| Records for this task |

────────────────

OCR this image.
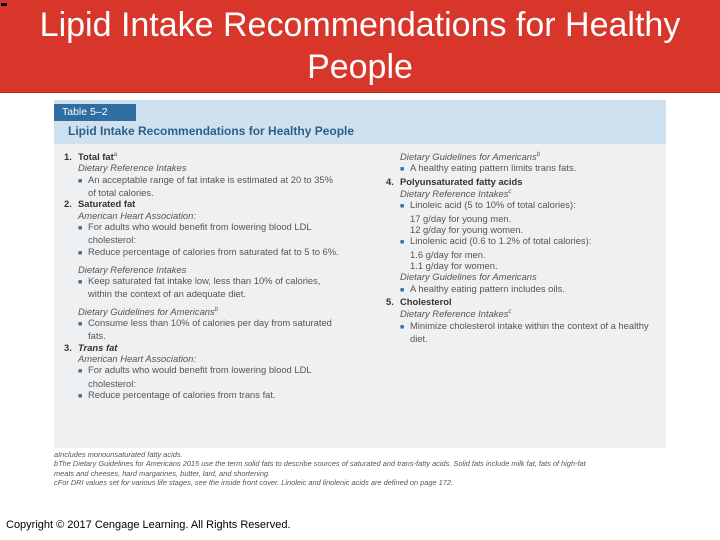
Lipid Intake Recommendations for Healthy People
Table 5–2
Lipid Intake Recommendations for Healthy People
1. Total fat$^a$
Dietary Reference Intakes
■ An acceptable range of fat intake is estimated at 20 to 35%
of total calories.
2. Saturated fat
American Heart Association:
■ For adults who would benefit from lowering blood LDL
cholesterol:
■ Reduce percentage of calories from saturated fat to 5 to 6%.
Dietary Reference Intakes
■ Keep saturated fat intake low, less than 10% of calories,
within the context of an adequate diet.
Dietary Guidelines for Americans$^b$
■ Consume less than 10% of calories per day from saturated
fats.
3. Trans fat
American Heart Association:
■ For adults who would benefit from lowering blood LDL
cholesterol:
■ Reduce percentage of calories from trans fat.
Dietary Guidelines for Americans$^b$
■ A healthy eating pattern limits trans fats.
4. Polyunsaturated fatty acids
Dietary Reference Intakes$^c$
■ Linoleic acid (5 to 10% of total calories):
17 g/day for young men.
12 g/day for young women.
■ Linolenic acid (0.6 to 1.2% of total calories):
1.6 g/day for men.
1.1 g/day for women.
Dietary Guidelines for Americans
■ A healthy eating pattern includes oils.
5. Cholesterol
Dietary Reference Intakes$^c$
■ Minimize cholesterol intake within the context of a healthy
diet.
aIncludes monounsaturated fatty acids.
bThe Dietary Guidelines for Americans 2015 use the term solid fats to describe sources of saturated and trans-fatty acids. Solid fats include milk fat, fats of high-fat
meats and cheeses, hard margarines, butter, lard, and shortening.
cFor DRI values set for various life stages, see the inside front cover. Linoleic and linolenic acids are defined on page 172.
Copyright © 2017 Cengage Learning. All Rights Reserved.
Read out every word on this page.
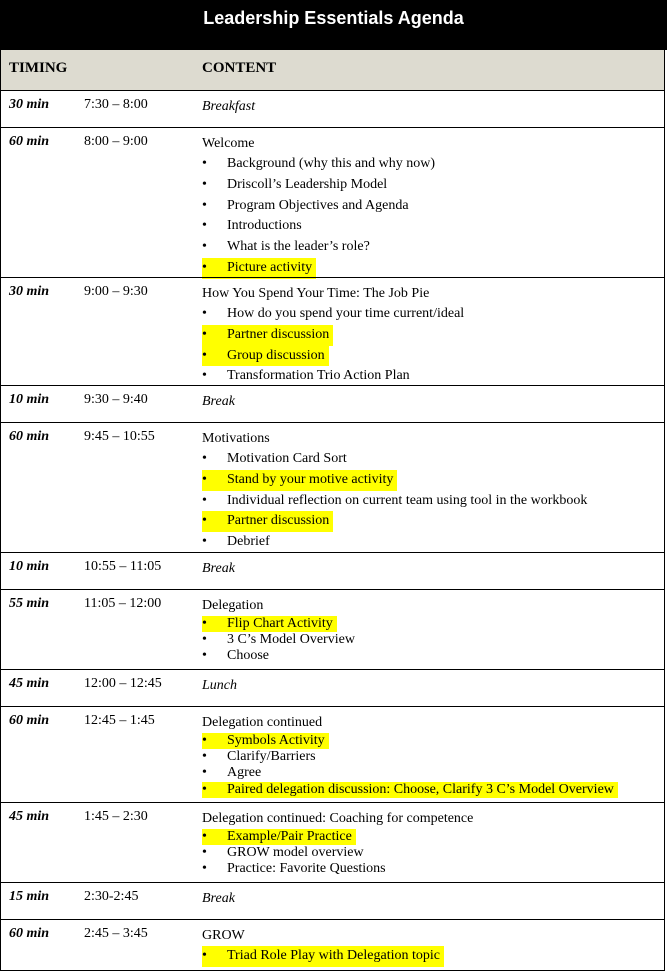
Leadership Essentials Agenda
TIMING	CONTENT
30 min 7:30 – 8:00	Breakfast
60 min 8:00 – 9:00	Welcome
• Background (why this and why now)
• Driscoll’s Leadership Model
• Program Objectives and Agenda
• Introductions
• What is the leader’s role?
• Picture activity
30 min 9:00 – 9:30	How You Spend Your Time: The Job Pie
• How do you spend your time current/ideal
• Partner discussion
• Group discussion
• Transformation Trio Action Plan
10 min 9:30 – 9:40	Break
60 min 9:45 – 10:55	Motivations
• Motivation Card Sort
• Stand by your motive activity
• Individual reflection on current team using tool in the workbook
• Partner discussion
• Debrief
10 min 10:55 – 11:05	Break
55 min 11:05 – 12:00	Delegation
• Flip Chart Activity
• 3 C’s Model Overview
• Choose
45 min 12:00 – 12:45	Lunch
60 min 12:45 – 1:45	Delegation continued
• Symbols Activity
• Clarify/Barriers
• Agree
• Paired delegation discussion: Choose, Clarify 3 C’s Model Overview
45 min 1:45 – 2:30	Delegation continued: Coaching for competence
• Example/Pair Practice
• GROW model overview
• Practice: Favorite Questions
15 min 2:30-2:45	Break
60 min 2:45 – 3:45	GROW
• Triad Role Play with Delegation topic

────────────────

| Task prompt |
Find each line holding the word "current" and copy it.

| Response for this exercise |
• How do you spend your time current/ideal
• Individual reflection on current team using tool in the workbook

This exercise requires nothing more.